===== Records to use

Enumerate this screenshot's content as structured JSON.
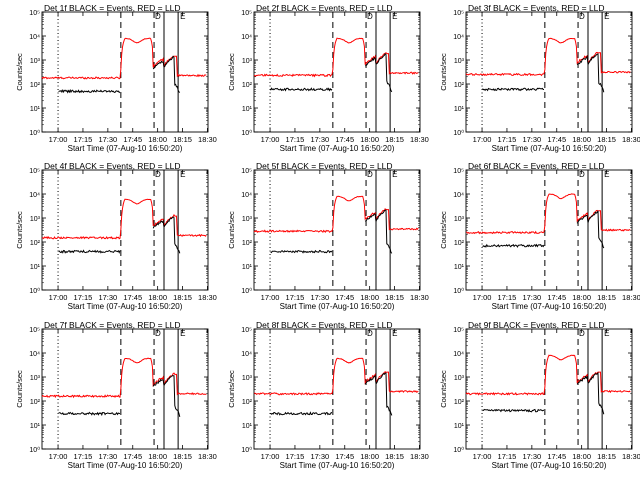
{
  "figure": {
    "xlabel": "Start Time (07-Aug-10 16:50:20)",
    "ylabel": "Counts/sec",
    "x_tick_labels": [
      "17:00",
      "17:15",
      "17:30",
      "17:45",
      "18:00",
      "18:15",
      "18:30"
    ],
    "y_tick_labels": [
      "10⁰",
      "10¹",
      "10²",
      "10³",
      "10⁴",
      "10⁵"
    ],
    "marker_labels": [
      "D",
      "E"
    ],
    "colors": {
      "events": "#000000",
      "lld": "#ff0000",
      "axes": "#000000"
    }
  },
  "chart_data": [
    {
      "type": "line",
      "title": "Det 1f BLACK = Events, RED = LLD",
      "x_unit": "minutes after 16:50:20",
      "ylim": [
        1,
        100000
      ],
      "log_y": true,
      "baseline": {
        "events": 50,
        "lld": 180
      },
      "peak": {
        "events": 8000,
        "lld": 8000
      }
    },
    {
      "type": "line",
      "title": "Det 2f BLACK = Events, RED = LLD",
      "x_unit": "minutes after 16:50:20",
      "ylim": [
        1,
        100000
      ],
      "log_y": true,
      "baseline": {
        "events": 60,
        "lld": 230
      },
      "peak": {
        "events": 8000,
        "lld": 8000
      }
    },
    {
      "type": "line",
      "title": "Det 3f BLACK = Events, RED = LLD",
      "x_unit": "minutes after 16:50:20",
      "ylim": [
        1,
        100000
      ],
      "log_y": true,
      "baseline": {
        "events": 60,
        "lld": 250
      },
      "peak": {
        "events": 8000,
        "lld": 8000
      }
    },
    {
      "type": "line",
      "title": "Det 4f BLACK = Events, RED = LLD",
      "x_unit": "minutes after 16:50:20",
      "ylim": [
        1,
        100000
      ],
      "log_y": true,
      "baseline": {
        "events": 40,
        "lld": 150
      },
      "peak": {
        "events": 6000,
        "lld": 6000
      }
    },
    {
      "type": "line",
      "title": "Det 5f BLACK = Events, RED = LLD",
      "x_unit": "minutes after 16:50:20",
      "ylim": [
        1,
        100000
      ],
      "log_y": true,
      "baseline": {
        "events": 40,
        "lld": 280
      },
      "peak": {
        "events": 8000,
        "lld": 8000
      }
    },
    {
      "type": "line",
      "title": "Det 6f BLACK = Events, RED = LLD",
      "x_unit": "minutes after 16:50:20",
      "ylim": [
        1,
        100000
      ],
      "log_y": true,
      "baseline": {
        "events": 70,
        "lld": 250
      },
      "peak": {
        "events": 10000,
        "lld": 10000
      }
    },
    {
      "type": "line",
      "title": "Det 7f BLACK = Events, RED = LLD",
      "x_unit": "minutes after 16:50:20",
      "ylim": [
        1,
        100000
      ],
      "log_y": true,
      "baseline": {
        "events": 30,
        "lld": 160
      },
      "peak": {
        "events": 6000,
        "lld": 6000
      }
    },
    {
      "type": "line",
      "title": "Det 8f BLACK = Events, RED = LLD",
      "x_unit": "minutes after 16:50:20",
      "ylim": [
        1,
        100000
      ],
      "log_y": true,
      "baseline": {
        "events": 30,
        "lld": 200
      },
      "peak": {
        "events": 6000,
        "lld": 6000
      }
    },
    {
      "type": "line",
      "title": "Det 9f BLACK = Events, RED = LLD",
      "x_unit": "minutes after 16:50:20",
      "ylim": [
        1,
        100000
      ],
      "log_y": true,
      "baseline": {
        "events": 40,
        "lld": 200
      },
      "peak": {
        "events": 8000,
        "lld": 8000
      }
    }
  ]
}
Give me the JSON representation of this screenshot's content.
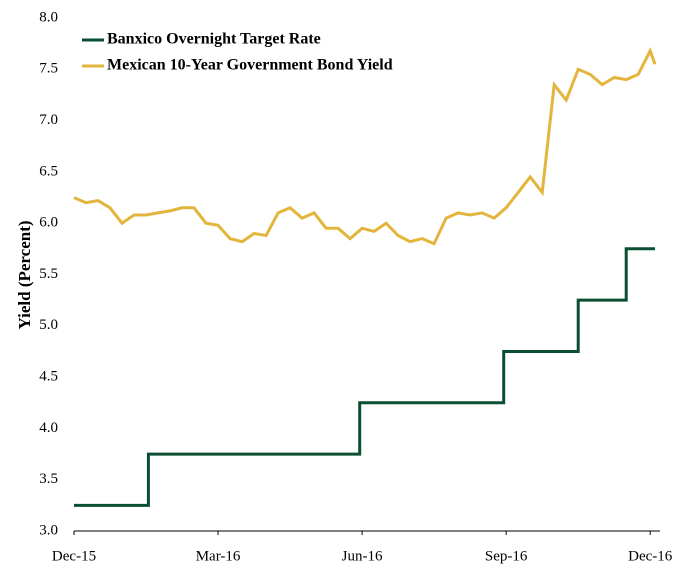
{
  "chart_data": {
    "type": "line",
    "y_label": "Yield (Percent)",
    "xlim": [
      0,
      12.1
    ],
    "xticks": [
      {
        "value": 0,
        "label": "Dec-15"
      },
      {
        "value": 3,
        "label": "Mar-16"
      },
      {
        "value": 6,
        "label": "Jun-16"
      },
      {
        "value": 9,
        "label": "Sep-16"
      },
      {
        "value": 12,
        "label": "Dec-16"
      }
    ],
    "ylim": [
      3.0,
      8.0
    ],
    "yticks": [
      {
        "value": 3.0,
        "label": "3.0"
      },
      3.5,
      {
        "value": 4.0,
        "label": "4.0"
      },
      4.5,
      {
        "value": 5.0,
        "label": "5.0"
      },
      5.5,
      {
        "value": 6.0,
        "label": "6.0"
      },
      6.5,
      {
        "value": 7.0,
        "label": "7.0"
      },
      7.5,
      {
        "value": 8.0,
        "label": "8.0"
      }
    ],
    "legend": "upper left",
    "series": [
      {
        "name": "Banxico Overnight Target Rate",
        "color": "#0b4f32",
        "x": [
          0,
          1.55,
          1.55,
          5.95,
          5.95,
          8.95,
          8.95,
          10.5,
          10.5,
          11.5,
          11.5,
          12.1
        ],
        "values": [
          3.25,
          3.25,
          3.75,
          3.75,
          4.25,
          4.25,
          4.75,
          4.75,
          5.25,
          5.25,
          5.75,
          5.75
        ]
      },
      {
        "name": "Mexican 10-Year Government Bond Yield",
        "color": "#e3b53c",
        "x": [
          0,
          0.25,
          0.5,
          0.75,
          1.0,
          1.25,
          1.5,
          1.75,
          2.0,
          2.25,
          2.5,
          2.75,
          3.0,
          3.25,
          3.5,
          3.75,
          4.0,
          4.25,
          4.5,
          4.75,
          5.0,
          5.25,
          5.5,
          5.75,
          6.0,
          6.25,
          6.5,
          6.75,
          7.0,
          7.25,
          7.5,
          7.75,
          8.0,
          8.25,
          8.5,
          8.75,
          9.0,
          9.25,
          9.5,
          9.75,
          10.0,
          10.25,
          10.5,
          10.75,
          11.0,
          11.25,
          11.5,
          11.75,
          12.0,
          12.1
        ],
        "values": [
          6.25,
          6.2,
          6.22,
          6.15,
          6.0,
          6.08,
          6.08,
          6.1,
          6.12,
          6.15,
          6.15,
          6.0,
          5.98,
          5.85,
          5.82,
          5.9,
          5.88,
          6.1,
          6.15,
          6.05,
          6.1,
          5.95,
          5.95,
          5.85,
          5.95,
          5.92,
          6.0,
          5.88,
          5.82,
          5.85,
          5.8,
          6.05,
          6.1,
          6.08,
          6.1,
          6.05,
          6.15,
          6.3,
          6.45,
          6.3,
          7.35,
          7.2,
          7.5,
          7.45,
          7.35,
          7.42,
          7.4,
          7.45,
          7.68,
          7.55
        ]
      }
    ]
  }
}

==========

Exercise directions
Write out the full listing verbatim, excluding its pictures.

Output for this exercise
Enumerate this screenshot's content as structured JSON.
{
  "figure": {
    "xlabel": "Start Time (07-Aug-10 16:50:20)",
    "ylabel": "Counts/sec",
    "x_tick_labels": [
      "17:00",
      "17:15",
      "17:30",
      "17:45",
      "18:00",
      "18:15",
      "18:30"
    ],
    "y_tick_labels": [
      "10⁰",
      "10¹",
      "10²",
      "10³",
      "10⁴",
      "10⁵"
    ],
    "marker_labels": [
      "D",
      "E"
    ],
    "colors": {
      "events": "#000000",
      "lld": "#ff0000",
      "axes": "#000000"
    }
  },
  "chart_data": [
    {
      "type": "line",
      "title": "Det 1f BLACK = Events, RED = LLD",
      "x_unit": "minutes after 16:50:20",
      "ylim": [
        1,
        100000
      ],
      "log_y": true,
      "baseline": {
        "events": 50,
        "lld": 180
      },
      "peak": {
        "events": 8000,
        "lld": 8000
      }
    },
    {
      "type": "line",
      "title": "Det 2f BLACK = Events, RED = LLD",
      "x_unit": "minutes after 16:50:20",
      "ylim": [
        1,
        100000
      ],
      "log_y": true,
      "baseline": {
        "events": 60,
        "lld": 230
      },
      "peak": {
        "events": 8000,
        "lld": 8000
      }
    },
    {
      "type": "line",
      "title": "Det 3f BLACK = Events, RED = LLD",
      "x_unit": "minutes after 16:50:20",
      "ylim": [
        1,
        100000
      ],
      "log_y": true,
      "baseline": {
        "events": 60,
        "lld": 250
      },
      "peak": {
        "events": 8000,
        "lld": 8000
      }
    },
    {
      "type": "line",
      "title": "Det 4f BLACK = Events, RED = LLD",
      "x_unit": "minutes after 16:50:20",
      "ylim": [
        1,
        100000
      ],
      "log_y": true,
      "baseline": {
        "events": 40,
        "lld": 150
      },
      "peak": {
        "events": 6000,
        "lld": 6000
      }
    },
    {
      "type": "line",
      "title": "Det 5f BLACK = Events, RED = LLD",
      "x_unit": "minutes after 16:50:20",
      "ylim": [
        1,
        100000
      ],
      "log_y": true,
      "baseline": {
        "events": 40,
        "lld": 280
      },
      "peak": {
        "events": 8000,
        "lld": 8000
      }
    },
    {
      "type": "line",
      "title": "Det 6f BLACK = Events, RED = LLD",
      "x_unit": "minutes after 16:50:20",
      "ylim": [
        1,
        100000
      ],
      "log_y": true,
      "baseline": {
        "events": 70,
        "lld": 250
      },
      "peak": {
        "events": 10000,
        "lld": 10000
      }
    },
    {
      "type": "line",
      "title": "Det 7f BLACK = Events, RED = LLD",
      "x_unit": "minutes after 16:50:20",
      "ylim": [
        1,
        100000
      ],
      "log_y": true,
      "baseline": {
        "events": 30,
        "lld": 160
      },
      "peak": {
        "events": 6000,
        "lld": 6000
      }
    },
    {
      "type": "line",
      "title": "Det 8f BLACK = Events, RED = LLD",
      "x_unit": "minutes after 16:50:20",
      "ylim": [
        1,
        100000
      ],
      "log_y": true,
      "baseline": {
        "events": 30,
        "lld": 200
      },
      "peak": {
        "events": 6000,
        "lld": 6000
      }
    },
    {
      "type": "line",
      "title": "Det 9f BLACK = Events, RED = LLD",
      "x_unit": "minutes after 16:50:20",
      "ylim": [
        1,
        100000
      ],
      "log_y": true,
      "baseline": {
        "events": 40,
        "lld": 200
      },
      "peak": {
        "events": 8000,
        "lld": 8000
      }
    }
  ]
}
Give me the JSON representation of this screenshot's content.
{
  "chart_data": {
    "type": "line",
    "y_label": "Yield (Percent)",
    "xlim": [
      0,
      12.1
    ],
    "xticks": [
      {
        "value": 0,
        "label": "Dec-15"
      },
      {
        "value": 3,
        "label": "Mar-16"
      },
      {
        "value": 6,
        "label": "Jun-16"
      },
      {
        "value": 9,
        "label": "Sep-16"
      },
      {
        "value": 12,
        "label": "Dec-16"
      }
    ],
    "ylim": [
      3.0,
      8.0
    ],
    "yticks": [
      {
        "value": 3.0,
        "label": "3.0"
      },
      3.5,
      {
        "value": 4.0,
        "label": "4.0"
      },
      4.5,
      {
        "value": 5.0,
        "label": "5.0"
      },
      5.5,
      {
        "value": 6.0,
        "label": "6.0"
      },
      6.5,
      {
        "value": 7.0,
        "label": "7.0"
      },
      7.5,
      {
        "value": 8.0,
        "label": "8.0"
      }
    ],
    "legend": "upper left",
    "series": [
      {
        "name": "Banxico Overnight Target Rate",
        "color": "#0b4f32",
        "x": [
          0,
          1.55,
          1.55,
          5.95,
          5.95,
          8.95,
          8.95,
          10.5,
          10.5,
          11.5,
          11.5,
          12.1
        ],
        "values": [
          3.25,
          3.25,
          3.75,
          3.75,
          4.25,
          4.25,
          4.75,
          4.75,
          5.25,
          5.25,
          5.75,
          5.75
        ]
      },
      {
        "name": "Mexican 10-Year Government Bond Yield",
        "color": "#e3b53c",
        "x": [
          0,
          0.25,
          0.5,
          0.75,
          1.0,
          1.25,
          1.5,
          1.75,
          2.0,
          2.25,
          2.5,
          2.75,
          3.0,
          3.25,
          3.5,
          3.75,
          4.0,
          4.25,
          4.5,
          4.75,
          5.0,
          5.25,
          5.5,
          5.75,
          6.0,
          6.25,
          6.5,
          6.75,
          7.0,
          7.25,
          7.5,
          7.75,
          8.0,
          8.25,
          8.5,
          8.75,
          9.0,
          9.25,
          9.5,
          9.75,
          10.0,
          10.25,
          10.5,
          10.75,
          11.0,
          11.25,
          11.5,
          11.75,
          12.0,
          12.1
        ],
        "values": [
          6.25,
          6.2,
          6.22,
          6.15,
          6.0,
          6.08,
          6.08,
          6.1,
          6.12,
          6.15,
          6.15,
          6.0,
          5.98,
          5.85,
          5.82,
          5.9,
          5.88,
          6.1,
          6.15,
          6.05,
          6.1,
          5.95,
          5.95,
          5.85,
          5.95,
          5.92,
          6.0,
          5.88,
          5.82,
          5.85,
          5.8,
          6.05,
          6.1,
          6.08,
          6.1,
          6.05,
          6.15,
          6.3,
          6.45,
          6.3,
          7.35,
          7.2,
          7.5,
          7.45,
          7.35,
          7.42,
          7.4,
          7.45,
          7.68,
          7.55
        ]
      }
    ]
  }
}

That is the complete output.